▸ **What is expected**
Every line that contains the word "Brunswick" should be copied.

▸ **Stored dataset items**

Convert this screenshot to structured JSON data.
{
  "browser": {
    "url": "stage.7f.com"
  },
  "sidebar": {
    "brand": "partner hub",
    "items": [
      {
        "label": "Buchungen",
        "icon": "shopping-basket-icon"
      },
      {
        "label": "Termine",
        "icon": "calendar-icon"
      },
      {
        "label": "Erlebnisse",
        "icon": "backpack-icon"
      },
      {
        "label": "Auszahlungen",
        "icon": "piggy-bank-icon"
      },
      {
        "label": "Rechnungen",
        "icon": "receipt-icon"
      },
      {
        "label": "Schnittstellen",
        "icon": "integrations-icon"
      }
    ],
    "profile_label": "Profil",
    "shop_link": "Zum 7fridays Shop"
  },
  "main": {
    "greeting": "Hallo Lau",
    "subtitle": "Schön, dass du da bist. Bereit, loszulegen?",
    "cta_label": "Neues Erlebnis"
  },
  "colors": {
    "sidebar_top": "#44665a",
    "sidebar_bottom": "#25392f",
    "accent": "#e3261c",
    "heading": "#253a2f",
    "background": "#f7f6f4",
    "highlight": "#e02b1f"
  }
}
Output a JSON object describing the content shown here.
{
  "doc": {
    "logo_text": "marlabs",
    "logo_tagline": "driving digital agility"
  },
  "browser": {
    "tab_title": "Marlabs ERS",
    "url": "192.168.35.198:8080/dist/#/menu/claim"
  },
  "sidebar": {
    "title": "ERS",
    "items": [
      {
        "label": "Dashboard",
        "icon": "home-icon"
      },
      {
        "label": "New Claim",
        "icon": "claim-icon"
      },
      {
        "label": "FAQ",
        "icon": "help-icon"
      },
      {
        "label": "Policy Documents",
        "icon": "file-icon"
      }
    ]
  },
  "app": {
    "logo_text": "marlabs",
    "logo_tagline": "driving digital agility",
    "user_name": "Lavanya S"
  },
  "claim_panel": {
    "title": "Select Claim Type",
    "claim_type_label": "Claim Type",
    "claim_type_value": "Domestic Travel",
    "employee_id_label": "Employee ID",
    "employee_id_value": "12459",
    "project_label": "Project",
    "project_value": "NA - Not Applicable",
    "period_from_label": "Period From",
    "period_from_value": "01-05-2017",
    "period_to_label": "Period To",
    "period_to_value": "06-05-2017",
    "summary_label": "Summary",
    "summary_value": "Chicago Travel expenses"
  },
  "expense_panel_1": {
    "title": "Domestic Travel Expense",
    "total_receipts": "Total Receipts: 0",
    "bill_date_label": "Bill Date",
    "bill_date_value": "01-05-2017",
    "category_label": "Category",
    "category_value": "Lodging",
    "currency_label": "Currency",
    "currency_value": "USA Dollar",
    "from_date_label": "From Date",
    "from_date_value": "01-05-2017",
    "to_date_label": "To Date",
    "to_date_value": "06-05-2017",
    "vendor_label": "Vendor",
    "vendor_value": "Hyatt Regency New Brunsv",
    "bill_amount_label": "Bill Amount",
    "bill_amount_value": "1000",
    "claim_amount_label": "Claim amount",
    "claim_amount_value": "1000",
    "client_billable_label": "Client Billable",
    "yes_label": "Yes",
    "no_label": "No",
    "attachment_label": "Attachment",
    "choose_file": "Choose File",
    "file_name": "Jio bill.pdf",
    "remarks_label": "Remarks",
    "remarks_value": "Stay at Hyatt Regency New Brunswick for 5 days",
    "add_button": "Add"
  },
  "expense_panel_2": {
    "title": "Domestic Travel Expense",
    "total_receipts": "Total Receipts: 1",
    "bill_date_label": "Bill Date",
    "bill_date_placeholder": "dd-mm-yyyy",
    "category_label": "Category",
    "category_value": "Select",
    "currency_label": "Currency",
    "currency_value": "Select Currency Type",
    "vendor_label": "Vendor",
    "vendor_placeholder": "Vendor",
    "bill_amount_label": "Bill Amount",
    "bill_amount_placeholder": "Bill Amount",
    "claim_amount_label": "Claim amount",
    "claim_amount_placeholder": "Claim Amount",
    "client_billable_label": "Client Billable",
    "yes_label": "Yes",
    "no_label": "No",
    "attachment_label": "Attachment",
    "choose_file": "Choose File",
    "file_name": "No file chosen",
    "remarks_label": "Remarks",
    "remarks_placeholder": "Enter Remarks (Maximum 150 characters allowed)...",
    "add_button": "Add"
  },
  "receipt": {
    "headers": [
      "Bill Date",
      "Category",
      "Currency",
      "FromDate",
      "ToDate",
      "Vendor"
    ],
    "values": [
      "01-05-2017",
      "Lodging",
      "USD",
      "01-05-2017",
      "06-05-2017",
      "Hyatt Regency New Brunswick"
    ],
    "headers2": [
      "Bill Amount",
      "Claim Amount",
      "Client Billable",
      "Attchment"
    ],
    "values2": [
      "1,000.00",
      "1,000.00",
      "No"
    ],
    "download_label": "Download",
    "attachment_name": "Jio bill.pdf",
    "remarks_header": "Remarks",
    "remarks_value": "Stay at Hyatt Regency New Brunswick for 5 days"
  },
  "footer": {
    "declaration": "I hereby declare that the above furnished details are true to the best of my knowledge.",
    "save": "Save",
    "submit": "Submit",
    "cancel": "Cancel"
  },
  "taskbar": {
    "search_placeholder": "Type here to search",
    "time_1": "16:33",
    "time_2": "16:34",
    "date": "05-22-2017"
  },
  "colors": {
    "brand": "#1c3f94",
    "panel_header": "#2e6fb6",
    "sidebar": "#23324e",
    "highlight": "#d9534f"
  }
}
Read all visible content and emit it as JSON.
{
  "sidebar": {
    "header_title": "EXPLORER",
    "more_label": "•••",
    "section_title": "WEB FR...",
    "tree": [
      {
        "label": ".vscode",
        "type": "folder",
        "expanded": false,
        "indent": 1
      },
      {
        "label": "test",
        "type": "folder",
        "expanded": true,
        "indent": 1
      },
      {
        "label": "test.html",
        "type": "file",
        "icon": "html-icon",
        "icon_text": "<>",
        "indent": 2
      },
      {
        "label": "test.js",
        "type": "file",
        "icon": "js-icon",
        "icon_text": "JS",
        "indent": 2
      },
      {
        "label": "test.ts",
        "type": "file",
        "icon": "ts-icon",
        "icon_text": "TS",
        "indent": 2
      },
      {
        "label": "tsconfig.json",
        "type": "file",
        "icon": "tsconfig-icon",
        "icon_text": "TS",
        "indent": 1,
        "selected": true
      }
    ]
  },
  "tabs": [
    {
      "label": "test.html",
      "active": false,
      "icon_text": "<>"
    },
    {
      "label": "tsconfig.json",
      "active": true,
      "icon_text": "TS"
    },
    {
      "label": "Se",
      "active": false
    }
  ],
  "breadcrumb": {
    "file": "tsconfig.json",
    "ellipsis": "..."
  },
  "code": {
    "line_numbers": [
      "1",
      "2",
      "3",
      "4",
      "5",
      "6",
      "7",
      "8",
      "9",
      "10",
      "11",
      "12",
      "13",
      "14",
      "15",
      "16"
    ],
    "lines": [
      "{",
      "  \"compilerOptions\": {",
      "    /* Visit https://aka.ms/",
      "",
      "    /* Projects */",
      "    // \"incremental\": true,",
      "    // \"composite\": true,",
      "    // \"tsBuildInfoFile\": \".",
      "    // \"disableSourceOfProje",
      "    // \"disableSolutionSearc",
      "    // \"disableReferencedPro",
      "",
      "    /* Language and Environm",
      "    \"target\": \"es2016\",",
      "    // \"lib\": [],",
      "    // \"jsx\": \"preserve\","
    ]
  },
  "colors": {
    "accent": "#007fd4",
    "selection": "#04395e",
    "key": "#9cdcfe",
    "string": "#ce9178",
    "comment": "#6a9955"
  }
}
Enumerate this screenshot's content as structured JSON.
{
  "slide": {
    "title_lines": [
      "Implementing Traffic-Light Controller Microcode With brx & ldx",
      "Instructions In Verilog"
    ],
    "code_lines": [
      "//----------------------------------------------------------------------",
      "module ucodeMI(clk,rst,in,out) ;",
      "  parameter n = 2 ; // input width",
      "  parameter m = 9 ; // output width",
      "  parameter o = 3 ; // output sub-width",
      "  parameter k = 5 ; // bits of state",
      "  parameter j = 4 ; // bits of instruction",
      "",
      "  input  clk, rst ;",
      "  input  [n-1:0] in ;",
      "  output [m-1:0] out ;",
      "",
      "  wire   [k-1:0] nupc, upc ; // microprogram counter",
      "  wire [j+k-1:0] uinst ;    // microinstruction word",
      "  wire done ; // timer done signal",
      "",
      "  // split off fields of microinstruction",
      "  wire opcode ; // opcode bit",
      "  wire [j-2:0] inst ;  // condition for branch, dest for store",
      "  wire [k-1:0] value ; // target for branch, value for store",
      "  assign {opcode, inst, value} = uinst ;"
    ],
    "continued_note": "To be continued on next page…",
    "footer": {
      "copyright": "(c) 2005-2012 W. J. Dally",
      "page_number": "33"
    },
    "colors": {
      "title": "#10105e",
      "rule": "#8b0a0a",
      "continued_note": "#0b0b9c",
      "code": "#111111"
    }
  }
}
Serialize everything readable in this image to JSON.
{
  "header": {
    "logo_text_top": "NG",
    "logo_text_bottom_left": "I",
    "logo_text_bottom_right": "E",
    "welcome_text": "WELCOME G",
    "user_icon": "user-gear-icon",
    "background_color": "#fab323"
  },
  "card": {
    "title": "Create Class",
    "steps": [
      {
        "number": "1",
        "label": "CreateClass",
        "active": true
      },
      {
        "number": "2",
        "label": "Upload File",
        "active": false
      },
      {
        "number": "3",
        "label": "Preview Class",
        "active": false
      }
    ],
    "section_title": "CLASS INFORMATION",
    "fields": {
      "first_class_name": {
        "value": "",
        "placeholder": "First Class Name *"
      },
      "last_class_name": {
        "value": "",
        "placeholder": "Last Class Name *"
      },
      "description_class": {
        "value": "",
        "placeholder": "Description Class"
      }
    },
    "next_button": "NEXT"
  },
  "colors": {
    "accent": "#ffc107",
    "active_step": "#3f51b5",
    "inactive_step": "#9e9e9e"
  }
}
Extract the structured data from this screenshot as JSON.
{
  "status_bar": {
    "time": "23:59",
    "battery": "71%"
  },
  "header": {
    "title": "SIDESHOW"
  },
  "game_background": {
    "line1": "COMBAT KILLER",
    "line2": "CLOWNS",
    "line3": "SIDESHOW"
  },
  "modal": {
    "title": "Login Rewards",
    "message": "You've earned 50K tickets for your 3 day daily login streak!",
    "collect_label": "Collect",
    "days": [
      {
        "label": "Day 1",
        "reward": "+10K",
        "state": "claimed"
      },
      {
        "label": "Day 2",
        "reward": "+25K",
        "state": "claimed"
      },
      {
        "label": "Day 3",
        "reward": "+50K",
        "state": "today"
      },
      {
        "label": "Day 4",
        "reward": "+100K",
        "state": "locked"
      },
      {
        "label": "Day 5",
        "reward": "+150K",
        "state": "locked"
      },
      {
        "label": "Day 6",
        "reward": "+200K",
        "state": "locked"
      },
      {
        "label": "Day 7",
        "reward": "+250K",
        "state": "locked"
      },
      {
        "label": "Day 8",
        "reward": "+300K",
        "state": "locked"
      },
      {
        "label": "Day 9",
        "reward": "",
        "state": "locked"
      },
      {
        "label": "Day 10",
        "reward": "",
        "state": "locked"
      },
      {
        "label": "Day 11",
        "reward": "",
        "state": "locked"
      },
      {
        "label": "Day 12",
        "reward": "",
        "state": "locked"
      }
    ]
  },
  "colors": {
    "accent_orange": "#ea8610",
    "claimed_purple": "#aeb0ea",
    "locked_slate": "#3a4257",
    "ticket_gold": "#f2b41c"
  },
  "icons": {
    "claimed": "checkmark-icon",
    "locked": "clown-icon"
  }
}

▸ **Written response**
    "remarks_value": "Stay at Hyatt Regency New Brunswick for 5 days",
      "Hyatt Regency New Brunswick"
    "remarks_value": "Stay at Hyatt Regency New Brunswick for 5 days"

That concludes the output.